Required work:
Where the string "pour" occurs in the material below, report the whole line.

========

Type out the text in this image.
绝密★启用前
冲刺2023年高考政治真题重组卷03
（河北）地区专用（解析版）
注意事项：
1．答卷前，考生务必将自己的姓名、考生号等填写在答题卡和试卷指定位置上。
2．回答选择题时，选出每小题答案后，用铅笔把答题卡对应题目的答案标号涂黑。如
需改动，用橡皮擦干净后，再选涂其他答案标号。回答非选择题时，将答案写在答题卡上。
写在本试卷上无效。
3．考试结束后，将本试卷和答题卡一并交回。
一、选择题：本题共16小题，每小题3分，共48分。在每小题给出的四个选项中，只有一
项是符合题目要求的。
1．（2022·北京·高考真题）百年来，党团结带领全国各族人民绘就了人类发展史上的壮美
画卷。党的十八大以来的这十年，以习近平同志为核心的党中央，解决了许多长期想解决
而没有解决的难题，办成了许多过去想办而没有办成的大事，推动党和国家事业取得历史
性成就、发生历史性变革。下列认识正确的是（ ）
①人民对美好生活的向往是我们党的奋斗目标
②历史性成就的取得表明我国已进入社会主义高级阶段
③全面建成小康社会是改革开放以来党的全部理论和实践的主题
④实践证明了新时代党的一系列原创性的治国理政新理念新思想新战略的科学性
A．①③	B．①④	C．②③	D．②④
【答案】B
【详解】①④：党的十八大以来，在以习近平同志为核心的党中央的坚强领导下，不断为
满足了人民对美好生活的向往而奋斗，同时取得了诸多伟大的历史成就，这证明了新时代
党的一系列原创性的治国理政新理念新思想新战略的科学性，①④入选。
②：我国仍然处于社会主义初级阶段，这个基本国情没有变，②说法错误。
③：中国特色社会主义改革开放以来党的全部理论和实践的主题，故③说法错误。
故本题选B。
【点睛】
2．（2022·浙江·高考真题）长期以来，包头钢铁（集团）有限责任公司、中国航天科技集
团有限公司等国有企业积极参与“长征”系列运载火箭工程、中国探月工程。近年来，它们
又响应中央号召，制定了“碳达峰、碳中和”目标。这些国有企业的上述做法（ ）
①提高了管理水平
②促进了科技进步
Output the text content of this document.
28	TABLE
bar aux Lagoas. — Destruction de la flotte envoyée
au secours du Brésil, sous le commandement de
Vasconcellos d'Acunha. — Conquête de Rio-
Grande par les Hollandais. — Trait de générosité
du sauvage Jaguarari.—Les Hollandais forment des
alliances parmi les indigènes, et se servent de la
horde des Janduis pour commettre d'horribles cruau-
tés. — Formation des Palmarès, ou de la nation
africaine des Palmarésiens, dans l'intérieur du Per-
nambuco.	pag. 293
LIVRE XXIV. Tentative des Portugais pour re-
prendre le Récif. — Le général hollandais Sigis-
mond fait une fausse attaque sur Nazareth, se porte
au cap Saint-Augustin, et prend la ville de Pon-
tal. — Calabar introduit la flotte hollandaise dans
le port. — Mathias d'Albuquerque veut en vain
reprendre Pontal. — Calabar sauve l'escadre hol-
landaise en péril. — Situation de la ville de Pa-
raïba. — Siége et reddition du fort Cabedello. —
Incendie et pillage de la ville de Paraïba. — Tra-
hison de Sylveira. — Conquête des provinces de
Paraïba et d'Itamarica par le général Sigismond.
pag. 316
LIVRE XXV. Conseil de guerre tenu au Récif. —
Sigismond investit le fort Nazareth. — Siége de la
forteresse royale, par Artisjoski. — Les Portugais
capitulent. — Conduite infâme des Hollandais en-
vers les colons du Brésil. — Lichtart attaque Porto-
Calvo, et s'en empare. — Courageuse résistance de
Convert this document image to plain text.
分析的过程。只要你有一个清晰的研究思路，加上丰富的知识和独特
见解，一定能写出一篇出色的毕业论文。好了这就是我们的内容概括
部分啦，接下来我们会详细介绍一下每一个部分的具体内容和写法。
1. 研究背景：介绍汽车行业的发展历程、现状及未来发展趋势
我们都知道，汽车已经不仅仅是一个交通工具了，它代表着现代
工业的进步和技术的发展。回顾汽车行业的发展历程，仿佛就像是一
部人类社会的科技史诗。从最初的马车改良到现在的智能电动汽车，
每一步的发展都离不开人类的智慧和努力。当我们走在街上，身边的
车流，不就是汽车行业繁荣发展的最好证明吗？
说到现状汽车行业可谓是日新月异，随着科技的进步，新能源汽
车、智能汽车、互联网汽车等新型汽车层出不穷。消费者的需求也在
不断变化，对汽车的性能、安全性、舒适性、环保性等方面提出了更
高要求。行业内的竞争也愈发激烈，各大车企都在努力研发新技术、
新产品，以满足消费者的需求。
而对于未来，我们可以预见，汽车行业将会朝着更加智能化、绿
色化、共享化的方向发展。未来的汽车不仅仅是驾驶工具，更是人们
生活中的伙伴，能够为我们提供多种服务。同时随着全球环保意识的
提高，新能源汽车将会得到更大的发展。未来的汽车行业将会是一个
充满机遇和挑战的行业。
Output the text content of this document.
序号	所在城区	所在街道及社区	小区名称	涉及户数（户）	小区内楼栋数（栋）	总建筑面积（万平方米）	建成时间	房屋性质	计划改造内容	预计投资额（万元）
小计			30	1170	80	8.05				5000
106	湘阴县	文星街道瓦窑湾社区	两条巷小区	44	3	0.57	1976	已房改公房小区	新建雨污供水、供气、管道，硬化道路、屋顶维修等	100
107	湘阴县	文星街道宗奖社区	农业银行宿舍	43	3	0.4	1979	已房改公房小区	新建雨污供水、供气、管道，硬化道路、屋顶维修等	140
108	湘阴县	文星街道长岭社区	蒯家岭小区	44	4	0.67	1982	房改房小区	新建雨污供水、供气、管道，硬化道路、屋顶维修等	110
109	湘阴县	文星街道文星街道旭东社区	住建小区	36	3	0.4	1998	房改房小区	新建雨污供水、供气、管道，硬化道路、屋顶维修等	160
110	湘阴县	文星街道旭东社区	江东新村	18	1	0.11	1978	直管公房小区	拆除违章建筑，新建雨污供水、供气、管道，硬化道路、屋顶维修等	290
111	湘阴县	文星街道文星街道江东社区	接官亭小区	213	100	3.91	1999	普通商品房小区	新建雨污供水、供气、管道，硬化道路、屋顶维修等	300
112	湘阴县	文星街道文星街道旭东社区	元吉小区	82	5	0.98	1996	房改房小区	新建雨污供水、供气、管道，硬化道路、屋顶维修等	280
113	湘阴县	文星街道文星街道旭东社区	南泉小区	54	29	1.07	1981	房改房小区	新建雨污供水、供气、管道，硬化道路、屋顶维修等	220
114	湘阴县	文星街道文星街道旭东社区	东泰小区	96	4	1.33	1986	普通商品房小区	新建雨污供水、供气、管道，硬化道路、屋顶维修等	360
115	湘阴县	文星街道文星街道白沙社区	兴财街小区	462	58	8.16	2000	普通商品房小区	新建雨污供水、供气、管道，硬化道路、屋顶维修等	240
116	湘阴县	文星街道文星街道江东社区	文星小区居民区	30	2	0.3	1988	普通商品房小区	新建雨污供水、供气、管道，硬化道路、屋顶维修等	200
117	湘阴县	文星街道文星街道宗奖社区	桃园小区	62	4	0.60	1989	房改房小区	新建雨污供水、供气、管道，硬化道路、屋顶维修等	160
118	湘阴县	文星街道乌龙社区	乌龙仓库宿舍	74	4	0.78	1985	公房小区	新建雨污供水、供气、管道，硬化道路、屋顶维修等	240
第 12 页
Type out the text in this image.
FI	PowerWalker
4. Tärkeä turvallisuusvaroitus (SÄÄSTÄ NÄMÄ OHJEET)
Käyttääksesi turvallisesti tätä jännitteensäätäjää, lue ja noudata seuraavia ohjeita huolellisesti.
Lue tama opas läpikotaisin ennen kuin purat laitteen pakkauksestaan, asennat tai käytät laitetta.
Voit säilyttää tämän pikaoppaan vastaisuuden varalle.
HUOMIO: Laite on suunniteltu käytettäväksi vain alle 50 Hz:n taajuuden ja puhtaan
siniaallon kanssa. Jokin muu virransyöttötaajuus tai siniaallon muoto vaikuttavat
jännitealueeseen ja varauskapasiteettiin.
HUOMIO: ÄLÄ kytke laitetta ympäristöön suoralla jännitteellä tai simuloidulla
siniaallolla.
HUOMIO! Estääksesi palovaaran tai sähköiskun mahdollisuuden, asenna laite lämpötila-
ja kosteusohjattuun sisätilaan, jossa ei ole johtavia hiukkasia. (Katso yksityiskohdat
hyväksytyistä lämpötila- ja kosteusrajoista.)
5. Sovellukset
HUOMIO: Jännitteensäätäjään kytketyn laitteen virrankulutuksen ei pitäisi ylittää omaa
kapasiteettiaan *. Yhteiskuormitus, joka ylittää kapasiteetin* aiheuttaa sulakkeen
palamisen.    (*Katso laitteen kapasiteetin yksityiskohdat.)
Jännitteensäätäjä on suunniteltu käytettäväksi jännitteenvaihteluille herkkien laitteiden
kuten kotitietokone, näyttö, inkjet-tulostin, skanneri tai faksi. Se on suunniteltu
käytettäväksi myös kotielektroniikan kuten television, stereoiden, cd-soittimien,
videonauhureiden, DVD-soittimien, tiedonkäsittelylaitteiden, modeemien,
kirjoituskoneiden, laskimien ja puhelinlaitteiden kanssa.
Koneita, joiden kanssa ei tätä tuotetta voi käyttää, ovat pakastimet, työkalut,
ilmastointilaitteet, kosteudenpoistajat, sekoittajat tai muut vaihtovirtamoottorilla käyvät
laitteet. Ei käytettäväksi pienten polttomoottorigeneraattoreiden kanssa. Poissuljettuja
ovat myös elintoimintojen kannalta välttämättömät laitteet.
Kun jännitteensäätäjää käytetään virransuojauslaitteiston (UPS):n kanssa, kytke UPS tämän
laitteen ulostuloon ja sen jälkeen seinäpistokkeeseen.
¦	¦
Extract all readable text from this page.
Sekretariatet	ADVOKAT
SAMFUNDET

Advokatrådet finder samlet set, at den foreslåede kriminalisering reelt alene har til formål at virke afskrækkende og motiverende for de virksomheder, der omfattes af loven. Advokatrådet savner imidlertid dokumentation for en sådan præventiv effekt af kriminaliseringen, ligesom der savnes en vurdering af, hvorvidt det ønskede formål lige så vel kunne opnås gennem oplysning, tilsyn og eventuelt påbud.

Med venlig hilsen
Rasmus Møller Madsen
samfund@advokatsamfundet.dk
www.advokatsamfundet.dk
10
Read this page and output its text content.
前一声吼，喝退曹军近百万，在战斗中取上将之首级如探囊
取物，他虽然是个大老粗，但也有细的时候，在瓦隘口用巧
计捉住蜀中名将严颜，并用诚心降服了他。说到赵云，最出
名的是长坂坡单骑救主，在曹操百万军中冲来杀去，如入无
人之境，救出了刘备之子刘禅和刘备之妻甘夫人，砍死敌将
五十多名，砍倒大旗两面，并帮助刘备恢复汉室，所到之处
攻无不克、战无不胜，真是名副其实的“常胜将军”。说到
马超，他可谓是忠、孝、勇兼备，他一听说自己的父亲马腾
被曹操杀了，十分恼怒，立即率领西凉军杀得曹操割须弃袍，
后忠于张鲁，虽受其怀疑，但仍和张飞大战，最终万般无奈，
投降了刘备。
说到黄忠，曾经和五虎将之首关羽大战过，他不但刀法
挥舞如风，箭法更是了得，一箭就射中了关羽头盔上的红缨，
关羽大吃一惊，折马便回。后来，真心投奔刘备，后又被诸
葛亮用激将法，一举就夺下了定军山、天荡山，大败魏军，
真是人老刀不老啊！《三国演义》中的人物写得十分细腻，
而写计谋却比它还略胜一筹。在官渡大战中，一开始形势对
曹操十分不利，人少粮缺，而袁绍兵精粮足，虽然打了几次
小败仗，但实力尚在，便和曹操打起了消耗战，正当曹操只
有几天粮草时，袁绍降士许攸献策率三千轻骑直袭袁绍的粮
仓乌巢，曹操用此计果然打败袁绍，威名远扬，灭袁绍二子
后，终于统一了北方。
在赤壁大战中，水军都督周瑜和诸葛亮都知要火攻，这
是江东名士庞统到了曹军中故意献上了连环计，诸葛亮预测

========

Complete output:
horde des Janduis pour commettre d'horribles cruau-
LIVRE XXIV. Tentative des Portugais pour re-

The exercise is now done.